• [Task to complete]: Every line containing the word "kanalizace" needs to be found and copied.

'''

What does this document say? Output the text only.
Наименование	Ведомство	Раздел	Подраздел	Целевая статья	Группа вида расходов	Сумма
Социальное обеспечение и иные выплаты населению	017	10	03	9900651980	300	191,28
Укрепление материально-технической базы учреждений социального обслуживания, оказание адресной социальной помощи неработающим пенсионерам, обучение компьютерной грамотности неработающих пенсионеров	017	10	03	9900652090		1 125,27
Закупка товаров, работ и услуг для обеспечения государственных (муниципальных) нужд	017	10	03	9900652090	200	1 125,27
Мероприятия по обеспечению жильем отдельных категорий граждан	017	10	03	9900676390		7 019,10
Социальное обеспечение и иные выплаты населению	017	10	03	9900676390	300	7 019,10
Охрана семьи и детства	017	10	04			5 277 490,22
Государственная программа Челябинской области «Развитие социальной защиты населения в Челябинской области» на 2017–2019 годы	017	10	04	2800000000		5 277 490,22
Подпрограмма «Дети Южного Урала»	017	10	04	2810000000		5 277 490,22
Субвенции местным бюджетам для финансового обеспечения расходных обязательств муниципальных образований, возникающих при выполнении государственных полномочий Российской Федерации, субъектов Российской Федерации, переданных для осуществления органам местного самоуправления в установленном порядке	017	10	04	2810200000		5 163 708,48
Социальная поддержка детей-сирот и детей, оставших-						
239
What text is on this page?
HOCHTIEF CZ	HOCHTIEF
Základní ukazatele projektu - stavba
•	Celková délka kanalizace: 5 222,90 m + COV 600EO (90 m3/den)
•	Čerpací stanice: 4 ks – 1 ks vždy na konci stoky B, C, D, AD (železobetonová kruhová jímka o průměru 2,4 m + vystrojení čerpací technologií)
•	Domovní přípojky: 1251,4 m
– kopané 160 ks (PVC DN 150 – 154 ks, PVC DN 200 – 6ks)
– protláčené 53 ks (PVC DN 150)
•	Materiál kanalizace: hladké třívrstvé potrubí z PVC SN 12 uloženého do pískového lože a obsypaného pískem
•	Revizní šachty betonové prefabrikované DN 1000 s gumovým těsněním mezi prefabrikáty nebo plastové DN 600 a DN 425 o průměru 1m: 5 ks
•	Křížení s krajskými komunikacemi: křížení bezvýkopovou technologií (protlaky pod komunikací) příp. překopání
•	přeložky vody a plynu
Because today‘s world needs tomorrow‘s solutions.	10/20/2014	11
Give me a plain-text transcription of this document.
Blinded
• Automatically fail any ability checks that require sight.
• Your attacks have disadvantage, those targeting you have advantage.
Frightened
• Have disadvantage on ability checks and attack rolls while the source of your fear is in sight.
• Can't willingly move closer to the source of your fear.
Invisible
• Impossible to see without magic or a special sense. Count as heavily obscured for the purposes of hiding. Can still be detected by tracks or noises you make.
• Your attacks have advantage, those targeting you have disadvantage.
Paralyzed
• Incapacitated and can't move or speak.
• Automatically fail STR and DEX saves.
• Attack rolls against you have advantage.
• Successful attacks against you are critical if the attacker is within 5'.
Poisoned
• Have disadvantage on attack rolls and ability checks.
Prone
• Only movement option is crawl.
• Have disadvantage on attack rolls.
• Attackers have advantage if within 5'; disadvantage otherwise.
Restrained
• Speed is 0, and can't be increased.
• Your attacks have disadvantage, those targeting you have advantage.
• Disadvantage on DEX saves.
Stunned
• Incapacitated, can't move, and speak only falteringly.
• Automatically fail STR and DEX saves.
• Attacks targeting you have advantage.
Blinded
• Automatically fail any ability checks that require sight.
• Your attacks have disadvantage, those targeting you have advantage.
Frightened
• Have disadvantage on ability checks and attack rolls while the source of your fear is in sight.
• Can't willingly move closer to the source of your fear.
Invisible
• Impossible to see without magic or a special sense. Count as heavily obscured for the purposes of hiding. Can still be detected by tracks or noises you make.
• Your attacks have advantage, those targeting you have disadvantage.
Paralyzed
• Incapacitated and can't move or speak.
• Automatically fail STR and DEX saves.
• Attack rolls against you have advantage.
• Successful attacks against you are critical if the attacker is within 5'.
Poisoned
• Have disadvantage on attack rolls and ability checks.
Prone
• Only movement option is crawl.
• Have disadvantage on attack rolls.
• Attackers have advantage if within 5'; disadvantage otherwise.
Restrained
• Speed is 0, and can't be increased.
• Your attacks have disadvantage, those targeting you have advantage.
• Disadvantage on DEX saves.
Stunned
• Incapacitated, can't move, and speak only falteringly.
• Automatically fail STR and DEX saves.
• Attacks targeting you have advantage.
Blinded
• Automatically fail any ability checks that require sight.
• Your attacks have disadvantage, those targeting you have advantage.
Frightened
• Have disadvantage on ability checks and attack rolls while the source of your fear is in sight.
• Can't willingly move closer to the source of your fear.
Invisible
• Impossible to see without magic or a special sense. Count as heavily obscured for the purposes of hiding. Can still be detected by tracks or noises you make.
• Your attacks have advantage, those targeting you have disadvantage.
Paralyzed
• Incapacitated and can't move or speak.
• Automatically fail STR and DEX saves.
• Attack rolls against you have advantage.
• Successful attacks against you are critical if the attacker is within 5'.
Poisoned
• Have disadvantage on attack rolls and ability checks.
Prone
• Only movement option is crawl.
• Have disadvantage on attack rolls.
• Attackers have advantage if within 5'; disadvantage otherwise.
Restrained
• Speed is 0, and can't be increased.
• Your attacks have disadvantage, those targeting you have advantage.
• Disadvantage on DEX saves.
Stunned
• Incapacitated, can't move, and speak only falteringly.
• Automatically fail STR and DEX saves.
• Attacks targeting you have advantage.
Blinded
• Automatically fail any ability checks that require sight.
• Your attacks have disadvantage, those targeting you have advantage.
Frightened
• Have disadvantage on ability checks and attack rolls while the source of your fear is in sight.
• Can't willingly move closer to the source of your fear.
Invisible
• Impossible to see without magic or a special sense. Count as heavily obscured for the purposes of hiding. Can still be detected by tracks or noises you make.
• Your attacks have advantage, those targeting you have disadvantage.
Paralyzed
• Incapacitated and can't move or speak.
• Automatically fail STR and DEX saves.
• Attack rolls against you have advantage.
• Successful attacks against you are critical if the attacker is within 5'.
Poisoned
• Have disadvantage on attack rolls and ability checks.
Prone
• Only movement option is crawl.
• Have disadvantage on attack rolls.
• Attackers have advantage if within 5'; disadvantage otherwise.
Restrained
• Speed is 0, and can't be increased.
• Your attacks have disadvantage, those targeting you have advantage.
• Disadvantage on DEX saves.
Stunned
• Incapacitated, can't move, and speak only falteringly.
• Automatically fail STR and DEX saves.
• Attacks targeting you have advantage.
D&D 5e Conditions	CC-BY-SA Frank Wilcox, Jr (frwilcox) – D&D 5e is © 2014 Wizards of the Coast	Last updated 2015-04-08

'''

• [Exercise solution]:
•	Celková délka kanalizace: 5 222,90 m + COV 600EO (90 m3/den)
•	Materiál kanalizace: hladké třívrstvé potrubí z PVC SN 12 uloženého do pískového lože a obsypaného pískem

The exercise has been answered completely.